-- START Data shown --
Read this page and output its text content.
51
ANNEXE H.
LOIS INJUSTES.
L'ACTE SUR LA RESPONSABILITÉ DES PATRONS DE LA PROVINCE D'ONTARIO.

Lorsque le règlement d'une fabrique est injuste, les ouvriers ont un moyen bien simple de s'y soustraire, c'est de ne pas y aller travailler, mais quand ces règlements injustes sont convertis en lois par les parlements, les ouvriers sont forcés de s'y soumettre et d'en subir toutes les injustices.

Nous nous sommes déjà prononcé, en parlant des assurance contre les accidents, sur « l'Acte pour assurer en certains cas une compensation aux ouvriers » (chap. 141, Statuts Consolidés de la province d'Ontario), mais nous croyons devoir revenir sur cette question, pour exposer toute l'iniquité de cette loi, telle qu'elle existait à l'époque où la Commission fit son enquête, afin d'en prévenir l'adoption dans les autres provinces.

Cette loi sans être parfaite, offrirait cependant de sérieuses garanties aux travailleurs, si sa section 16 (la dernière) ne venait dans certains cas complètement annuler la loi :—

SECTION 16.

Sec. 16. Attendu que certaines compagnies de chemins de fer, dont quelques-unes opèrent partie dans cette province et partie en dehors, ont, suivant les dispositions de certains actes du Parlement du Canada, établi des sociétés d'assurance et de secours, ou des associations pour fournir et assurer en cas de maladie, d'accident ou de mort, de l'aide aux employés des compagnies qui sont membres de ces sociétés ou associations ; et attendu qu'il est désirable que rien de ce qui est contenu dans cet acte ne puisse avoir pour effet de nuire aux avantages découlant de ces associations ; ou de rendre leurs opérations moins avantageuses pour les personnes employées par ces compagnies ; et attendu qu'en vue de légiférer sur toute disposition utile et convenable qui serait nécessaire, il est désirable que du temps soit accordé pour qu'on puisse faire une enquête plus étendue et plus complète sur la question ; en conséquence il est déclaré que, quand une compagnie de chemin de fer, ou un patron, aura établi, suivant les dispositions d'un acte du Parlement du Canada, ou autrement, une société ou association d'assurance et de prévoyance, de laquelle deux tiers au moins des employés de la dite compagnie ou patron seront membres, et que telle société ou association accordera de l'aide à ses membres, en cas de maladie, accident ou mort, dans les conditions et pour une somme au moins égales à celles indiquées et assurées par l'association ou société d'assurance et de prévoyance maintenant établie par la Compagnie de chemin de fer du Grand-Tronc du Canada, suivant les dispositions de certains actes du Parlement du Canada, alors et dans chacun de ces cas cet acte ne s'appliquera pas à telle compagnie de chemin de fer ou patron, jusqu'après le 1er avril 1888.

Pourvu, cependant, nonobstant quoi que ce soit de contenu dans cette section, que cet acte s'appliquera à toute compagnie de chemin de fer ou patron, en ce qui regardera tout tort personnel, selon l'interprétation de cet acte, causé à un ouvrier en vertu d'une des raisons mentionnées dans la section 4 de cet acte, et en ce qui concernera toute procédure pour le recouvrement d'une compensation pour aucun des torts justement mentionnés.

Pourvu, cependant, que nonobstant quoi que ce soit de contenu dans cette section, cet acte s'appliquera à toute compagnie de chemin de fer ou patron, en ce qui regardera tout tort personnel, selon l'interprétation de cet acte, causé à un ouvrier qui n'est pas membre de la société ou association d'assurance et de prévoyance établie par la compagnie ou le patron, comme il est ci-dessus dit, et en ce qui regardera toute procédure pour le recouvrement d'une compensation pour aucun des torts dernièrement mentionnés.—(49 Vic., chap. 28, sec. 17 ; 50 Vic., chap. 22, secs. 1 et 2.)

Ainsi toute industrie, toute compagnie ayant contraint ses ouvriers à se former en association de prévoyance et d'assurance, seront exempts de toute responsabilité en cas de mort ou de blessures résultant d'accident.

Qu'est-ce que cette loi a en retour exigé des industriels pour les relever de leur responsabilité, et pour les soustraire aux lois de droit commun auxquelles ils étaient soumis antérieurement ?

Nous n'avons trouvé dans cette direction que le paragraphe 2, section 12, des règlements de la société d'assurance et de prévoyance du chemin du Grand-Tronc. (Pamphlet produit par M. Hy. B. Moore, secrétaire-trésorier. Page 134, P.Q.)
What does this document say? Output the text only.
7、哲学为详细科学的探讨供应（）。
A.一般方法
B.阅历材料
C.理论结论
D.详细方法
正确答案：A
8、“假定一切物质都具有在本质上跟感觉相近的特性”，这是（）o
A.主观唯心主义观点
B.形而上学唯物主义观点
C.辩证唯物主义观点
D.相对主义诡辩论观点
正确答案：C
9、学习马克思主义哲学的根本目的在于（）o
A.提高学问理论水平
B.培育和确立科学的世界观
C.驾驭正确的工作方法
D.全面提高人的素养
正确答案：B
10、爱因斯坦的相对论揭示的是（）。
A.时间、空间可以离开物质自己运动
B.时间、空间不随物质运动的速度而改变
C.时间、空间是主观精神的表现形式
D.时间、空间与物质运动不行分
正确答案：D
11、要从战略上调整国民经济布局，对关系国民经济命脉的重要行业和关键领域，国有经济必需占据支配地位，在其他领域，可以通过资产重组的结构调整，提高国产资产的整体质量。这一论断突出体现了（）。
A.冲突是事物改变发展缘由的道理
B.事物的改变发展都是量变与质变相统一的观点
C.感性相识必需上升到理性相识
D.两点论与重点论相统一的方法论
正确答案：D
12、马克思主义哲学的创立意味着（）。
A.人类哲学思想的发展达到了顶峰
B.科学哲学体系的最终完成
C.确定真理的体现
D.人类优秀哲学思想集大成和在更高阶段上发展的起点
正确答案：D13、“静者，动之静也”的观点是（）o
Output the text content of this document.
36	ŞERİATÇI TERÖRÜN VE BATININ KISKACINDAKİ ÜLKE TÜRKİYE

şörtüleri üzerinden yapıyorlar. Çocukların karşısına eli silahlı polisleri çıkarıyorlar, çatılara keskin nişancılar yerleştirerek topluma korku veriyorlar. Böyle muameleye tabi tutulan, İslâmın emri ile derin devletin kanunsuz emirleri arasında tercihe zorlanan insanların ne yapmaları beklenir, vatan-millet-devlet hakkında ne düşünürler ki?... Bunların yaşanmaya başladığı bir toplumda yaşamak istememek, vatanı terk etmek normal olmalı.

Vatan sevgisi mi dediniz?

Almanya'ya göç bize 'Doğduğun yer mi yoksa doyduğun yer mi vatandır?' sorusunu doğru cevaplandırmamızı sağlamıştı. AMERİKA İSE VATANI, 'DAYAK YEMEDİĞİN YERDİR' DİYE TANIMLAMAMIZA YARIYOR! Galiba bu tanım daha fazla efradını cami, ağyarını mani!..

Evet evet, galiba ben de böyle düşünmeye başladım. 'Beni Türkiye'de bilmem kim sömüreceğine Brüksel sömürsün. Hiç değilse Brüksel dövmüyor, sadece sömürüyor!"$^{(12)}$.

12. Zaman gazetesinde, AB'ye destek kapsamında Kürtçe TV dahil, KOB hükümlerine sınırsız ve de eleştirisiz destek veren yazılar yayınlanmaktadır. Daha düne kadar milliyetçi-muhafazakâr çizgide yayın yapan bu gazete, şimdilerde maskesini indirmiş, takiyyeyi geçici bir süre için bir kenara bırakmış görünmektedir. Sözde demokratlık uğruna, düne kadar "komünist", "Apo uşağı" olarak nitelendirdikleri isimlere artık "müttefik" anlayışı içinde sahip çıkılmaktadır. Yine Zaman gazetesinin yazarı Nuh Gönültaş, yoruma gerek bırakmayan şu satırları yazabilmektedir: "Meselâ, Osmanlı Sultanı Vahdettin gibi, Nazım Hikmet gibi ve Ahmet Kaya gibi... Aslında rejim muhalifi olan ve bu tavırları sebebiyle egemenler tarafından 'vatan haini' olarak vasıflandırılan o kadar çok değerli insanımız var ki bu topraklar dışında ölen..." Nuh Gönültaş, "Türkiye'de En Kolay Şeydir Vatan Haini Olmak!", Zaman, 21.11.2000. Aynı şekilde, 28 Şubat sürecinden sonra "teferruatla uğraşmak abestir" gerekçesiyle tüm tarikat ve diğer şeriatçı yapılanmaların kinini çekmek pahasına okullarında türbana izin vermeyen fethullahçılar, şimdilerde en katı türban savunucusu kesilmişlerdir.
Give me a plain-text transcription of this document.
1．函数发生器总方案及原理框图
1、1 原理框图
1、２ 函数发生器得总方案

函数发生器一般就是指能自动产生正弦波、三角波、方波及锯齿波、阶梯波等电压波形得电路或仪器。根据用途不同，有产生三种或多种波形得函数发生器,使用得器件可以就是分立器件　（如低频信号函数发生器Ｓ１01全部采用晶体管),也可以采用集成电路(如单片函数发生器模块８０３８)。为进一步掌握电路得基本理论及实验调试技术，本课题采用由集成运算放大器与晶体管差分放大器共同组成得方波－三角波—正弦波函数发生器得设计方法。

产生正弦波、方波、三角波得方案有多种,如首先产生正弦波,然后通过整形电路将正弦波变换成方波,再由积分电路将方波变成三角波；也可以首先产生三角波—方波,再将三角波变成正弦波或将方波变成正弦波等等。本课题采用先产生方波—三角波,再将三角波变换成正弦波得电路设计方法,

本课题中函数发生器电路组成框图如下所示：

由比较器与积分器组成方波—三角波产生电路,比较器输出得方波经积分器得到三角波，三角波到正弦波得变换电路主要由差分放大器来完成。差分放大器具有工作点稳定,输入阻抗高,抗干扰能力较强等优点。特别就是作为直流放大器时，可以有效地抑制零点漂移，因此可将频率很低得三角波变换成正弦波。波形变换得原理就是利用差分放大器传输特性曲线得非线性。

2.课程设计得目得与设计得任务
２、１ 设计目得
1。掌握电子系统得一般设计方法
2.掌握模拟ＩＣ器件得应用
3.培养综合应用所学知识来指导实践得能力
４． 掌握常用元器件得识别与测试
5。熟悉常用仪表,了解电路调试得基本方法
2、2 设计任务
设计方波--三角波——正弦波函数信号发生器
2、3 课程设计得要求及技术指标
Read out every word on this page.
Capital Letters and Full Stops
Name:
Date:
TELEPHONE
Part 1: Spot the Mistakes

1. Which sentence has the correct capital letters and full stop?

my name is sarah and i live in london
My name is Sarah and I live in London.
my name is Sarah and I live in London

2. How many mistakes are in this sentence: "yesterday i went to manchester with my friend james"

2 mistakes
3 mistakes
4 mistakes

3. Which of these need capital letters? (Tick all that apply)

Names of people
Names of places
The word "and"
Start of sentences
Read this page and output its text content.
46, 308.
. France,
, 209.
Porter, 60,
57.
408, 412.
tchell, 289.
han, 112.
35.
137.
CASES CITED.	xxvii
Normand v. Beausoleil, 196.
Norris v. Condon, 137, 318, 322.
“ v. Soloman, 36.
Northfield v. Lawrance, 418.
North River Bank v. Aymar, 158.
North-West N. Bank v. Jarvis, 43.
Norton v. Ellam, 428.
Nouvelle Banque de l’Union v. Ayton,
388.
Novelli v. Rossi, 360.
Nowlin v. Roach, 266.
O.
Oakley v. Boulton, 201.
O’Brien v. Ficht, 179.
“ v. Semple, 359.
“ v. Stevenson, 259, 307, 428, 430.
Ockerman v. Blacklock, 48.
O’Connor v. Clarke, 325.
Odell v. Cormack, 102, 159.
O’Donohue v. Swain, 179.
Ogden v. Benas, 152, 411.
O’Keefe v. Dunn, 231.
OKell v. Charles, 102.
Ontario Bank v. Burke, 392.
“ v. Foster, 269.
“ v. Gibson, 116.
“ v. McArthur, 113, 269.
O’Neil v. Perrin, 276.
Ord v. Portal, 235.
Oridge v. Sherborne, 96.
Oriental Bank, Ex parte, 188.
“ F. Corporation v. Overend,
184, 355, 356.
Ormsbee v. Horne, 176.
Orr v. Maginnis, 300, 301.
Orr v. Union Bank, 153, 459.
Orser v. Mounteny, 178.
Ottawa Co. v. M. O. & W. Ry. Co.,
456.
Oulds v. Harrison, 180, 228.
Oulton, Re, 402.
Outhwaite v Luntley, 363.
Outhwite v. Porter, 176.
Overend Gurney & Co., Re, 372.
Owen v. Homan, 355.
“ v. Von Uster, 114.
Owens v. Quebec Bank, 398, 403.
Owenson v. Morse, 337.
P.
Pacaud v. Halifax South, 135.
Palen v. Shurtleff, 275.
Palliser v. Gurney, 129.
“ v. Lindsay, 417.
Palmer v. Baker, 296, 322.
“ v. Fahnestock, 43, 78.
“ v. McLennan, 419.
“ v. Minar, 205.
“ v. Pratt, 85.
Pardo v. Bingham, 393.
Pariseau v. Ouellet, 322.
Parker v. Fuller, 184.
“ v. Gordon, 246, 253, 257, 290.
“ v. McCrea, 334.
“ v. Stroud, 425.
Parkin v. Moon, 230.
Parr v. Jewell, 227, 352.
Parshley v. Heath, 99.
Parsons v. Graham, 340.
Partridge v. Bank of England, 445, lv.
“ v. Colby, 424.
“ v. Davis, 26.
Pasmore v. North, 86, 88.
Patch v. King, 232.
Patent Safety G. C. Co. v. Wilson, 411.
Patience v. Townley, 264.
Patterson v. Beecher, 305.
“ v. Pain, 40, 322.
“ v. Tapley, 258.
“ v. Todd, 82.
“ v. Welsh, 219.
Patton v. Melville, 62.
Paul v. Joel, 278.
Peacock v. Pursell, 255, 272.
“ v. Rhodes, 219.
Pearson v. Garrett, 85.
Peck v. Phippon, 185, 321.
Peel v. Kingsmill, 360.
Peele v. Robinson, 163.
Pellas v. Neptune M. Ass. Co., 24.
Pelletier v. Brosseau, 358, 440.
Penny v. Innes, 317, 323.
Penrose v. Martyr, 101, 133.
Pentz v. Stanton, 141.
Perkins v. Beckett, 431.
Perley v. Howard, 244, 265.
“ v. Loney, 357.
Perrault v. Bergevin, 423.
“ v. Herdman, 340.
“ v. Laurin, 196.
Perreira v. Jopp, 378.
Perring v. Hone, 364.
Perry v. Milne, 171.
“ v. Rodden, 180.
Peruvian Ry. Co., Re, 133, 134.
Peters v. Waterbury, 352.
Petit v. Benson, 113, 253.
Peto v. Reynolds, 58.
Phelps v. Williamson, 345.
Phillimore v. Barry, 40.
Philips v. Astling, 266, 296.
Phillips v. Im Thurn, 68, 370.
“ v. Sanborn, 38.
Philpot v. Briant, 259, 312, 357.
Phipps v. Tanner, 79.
-- END Data shown --
> _Exercise objective_: Copy each line above where the string "tort" occurs.

> _Reply to the task_:
Pourvu, cependant, nonobstant quoi que ce soit de contenu dans cette section, que cet acte s'appliquera à toute compagnie de chemin de fer ou patron, en ce qui regardera tout tort personnel, selon l'interprétation de cet acte, causé à un ouvrier en vertu d'une des raisons mentionnées dans la section 4 de cet acte, et en ce qui concernera toute procédure pour le recouvrement d'une compensation pour aucun des torts justement mentionnés.
Pourvu, cependant, que nonobstant quoi que ce soit de contenu dans cette section, cet acte s'appliquera à toute compagnie de chemin de fer ou patron, en ce qui regardera tout tort personnel, selon l'interprétation de cet acte, causé à un ouvrier qui n'est pas membre de la société ou association d'assurance et de prévoyance établie par la compagnie ou le patron, comme il est ci-dessus dit, et en ce qui regardera toute procédure pour le recouvrement d'une compensation pour aucun des torts dernièrement mentionnés.—(49 Vic., chap. 28, sec. 17 ; 50 Vic., chap. 22, secs. 1 et 2.)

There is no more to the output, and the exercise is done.